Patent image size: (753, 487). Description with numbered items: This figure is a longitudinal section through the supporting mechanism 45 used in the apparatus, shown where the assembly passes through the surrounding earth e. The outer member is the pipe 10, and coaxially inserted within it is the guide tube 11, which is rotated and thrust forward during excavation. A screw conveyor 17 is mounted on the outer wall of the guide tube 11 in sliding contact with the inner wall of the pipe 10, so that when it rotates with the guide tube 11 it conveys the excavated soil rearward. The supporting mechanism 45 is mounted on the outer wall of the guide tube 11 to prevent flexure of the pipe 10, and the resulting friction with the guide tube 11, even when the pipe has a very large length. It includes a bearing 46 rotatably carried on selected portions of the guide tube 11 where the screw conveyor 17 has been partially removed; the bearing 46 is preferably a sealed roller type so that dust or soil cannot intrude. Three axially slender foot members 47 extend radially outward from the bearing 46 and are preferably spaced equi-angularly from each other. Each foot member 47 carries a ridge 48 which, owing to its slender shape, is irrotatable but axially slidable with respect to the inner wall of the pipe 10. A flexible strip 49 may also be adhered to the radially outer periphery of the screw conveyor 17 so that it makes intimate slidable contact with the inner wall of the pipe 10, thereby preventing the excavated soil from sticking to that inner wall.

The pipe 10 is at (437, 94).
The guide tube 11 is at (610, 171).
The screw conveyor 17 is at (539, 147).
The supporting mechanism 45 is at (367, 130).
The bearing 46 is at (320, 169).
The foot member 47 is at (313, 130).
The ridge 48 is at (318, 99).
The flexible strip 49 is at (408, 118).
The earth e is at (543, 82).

_ _ _ _ _

**PROBLEM**
Render every line of the entries above as a JSON list of strings, one string per line, leaving out blank lines.

**TASK RESPONSE**
[
  "Patent image size: (753, 487). Description with numbered items: This figure is a longitudinal section through the supporting mechanism 45 used in the apparatus, shown where the assembly passes through the surrounding earth e. The outer member is the pipe 10, and coaxially inserted within it is the guide tube 11, which is rotated and thrust forward during excavation. A screw conveyor 17 is mounted on the outer wall of the guide tube 11 in sliding contact with the inner wall of the pipe 10, so that when it rotates with the guide tube 11 it conveys the excavated soil rearward. The supporting mechanism 45 is mounted on the outer wall of the guide tube 11 to prevent flexure of the pipe 10, and the resulting friction with the guide tube 11, even when the pipe has a very large length. It includes a bearing 46 rotatably carried on selected portions of the guide tube 11 where the screw conveyor 17 has been partially removed; the bearing 46 is preferably a sealed roller type so that dust or soil cannot intrude. Three axially slender foot members 47 extend radially outward from the bearing 46 and are preferably spaced equi-angularly from each other. Each foot member 47 carries a ridge 48 which, owing to its slender shape, is irrotatable but axially slidable with respect to the inner wall of the pipe 10. A flexible strip 49 may also be adhered to the radially outer periphery of the screw conveyor 17 so that it makes intimate slidable contact with the inner wall of the pipe 10, thereby preventing the excavated soil from sticking to that inner wall.",
  "The pipe 10 is at (437, 94).",
  "The guide tube 11 is at (610, 171).",
  "The screw conveyor 17 is at (539, 147).",
  "The supporting mechanism 45 is at (367, 130).",
  "The bearing 46 is at (320, 169).",
  "The foot member 47 is at (313, 130).",
  "The ridge 48 is at (318, 99).",
  "The flexible strip 49 is at (408, 118).",
  "The earth e is at (543, 82)."
]